_EXERCISE_. Every line that contains "oilaviy" counts once; give the total number of such lines, with no other words.

-- start DATA SECTION --

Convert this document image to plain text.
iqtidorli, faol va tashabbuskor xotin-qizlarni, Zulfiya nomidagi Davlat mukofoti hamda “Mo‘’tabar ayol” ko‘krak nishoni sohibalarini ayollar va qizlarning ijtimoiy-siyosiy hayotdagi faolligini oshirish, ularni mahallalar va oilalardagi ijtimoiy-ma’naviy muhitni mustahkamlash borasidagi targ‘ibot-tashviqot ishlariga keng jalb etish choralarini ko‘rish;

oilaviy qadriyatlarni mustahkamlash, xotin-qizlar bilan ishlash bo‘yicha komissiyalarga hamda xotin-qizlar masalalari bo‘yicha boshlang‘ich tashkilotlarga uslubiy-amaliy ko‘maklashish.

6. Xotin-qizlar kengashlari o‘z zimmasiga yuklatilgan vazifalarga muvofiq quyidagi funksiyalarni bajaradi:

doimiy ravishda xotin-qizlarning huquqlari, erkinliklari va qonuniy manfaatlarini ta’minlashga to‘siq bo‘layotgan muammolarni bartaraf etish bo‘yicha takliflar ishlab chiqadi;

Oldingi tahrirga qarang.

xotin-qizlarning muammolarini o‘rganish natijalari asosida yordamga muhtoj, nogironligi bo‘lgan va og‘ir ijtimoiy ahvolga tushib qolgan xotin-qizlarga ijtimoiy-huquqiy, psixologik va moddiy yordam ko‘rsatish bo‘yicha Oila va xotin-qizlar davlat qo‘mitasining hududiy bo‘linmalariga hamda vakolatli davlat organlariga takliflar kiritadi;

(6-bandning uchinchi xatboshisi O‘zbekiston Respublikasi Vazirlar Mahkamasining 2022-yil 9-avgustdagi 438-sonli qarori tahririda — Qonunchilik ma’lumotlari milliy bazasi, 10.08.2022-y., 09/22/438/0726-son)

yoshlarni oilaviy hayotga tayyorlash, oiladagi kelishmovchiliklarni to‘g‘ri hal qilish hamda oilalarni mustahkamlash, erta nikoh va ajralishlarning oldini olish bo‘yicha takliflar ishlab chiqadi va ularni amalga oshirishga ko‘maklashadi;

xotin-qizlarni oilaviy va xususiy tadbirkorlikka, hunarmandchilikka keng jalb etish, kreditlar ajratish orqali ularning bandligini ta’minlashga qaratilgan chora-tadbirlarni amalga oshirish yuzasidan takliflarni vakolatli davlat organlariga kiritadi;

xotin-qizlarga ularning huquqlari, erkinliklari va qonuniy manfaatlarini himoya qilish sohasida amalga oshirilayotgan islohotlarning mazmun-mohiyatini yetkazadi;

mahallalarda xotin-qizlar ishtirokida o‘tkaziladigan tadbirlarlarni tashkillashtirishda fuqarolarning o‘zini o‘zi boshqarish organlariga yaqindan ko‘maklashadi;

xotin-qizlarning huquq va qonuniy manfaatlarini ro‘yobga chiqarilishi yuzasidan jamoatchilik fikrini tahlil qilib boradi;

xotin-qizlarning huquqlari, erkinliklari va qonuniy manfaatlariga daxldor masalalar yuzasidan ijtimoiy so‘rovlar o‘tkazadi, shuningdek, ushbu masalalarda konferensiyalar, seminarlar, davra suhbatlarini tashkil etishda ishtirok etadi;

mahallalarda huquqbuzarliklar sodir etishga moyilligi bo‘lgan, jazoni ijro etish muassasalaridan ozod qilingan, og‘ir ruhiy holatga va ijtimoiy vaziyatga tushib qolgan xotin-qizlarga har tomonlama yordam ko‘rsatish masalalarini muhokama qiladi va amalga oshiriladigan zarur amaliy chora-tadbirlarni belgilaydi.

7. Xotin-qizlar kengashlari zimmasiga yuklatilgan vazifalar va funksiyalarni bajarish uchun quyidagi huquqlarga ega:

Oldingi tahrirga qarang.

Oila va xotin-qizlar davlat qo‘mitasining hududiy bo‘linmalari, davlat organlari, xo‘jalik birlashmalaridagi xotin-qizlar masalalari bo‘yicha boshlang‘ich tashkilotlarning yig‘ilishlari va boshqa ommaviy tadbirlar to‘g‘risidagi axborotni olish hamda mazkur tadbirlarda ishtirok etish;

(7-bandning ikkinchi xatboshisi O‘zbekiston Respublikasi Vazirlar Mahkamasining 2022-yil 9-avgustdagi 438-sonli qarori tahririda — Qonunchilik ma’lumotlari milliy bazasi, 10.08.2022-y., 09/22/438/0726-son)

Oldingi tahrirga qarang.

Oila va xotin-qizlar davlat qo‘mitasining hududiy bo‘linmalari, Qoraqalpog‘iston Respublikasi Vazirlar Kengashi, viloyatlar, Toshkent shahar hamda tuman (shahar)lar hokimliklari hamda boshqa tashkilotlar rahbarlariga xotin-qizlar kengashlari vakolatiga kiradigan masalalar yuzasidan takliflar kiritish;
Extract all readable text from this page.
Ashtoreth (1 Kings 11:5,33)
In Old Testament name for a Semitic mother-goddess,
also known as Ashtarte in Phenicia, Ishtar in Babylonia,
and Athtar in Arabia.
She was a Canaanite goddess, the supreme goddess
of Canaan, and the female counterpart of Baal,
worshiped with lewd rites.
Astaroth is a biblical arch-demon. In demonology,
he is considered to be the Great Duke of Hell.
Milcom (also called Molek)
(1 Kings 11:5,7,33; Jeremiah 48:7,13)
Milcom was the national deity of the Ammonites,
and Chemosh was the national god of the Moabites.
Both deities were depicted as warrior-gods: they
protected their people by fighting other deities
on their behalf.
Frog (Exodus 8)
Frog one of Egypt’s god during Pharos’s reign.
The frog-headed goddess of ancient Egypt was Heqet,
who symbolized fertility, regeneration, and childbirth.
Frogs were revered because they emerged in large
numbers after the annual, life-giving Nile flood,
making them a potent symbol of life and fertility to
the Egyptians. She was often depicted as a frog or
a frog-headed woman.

-- end DATA SECTION --

_WORKED ANSWER_. 3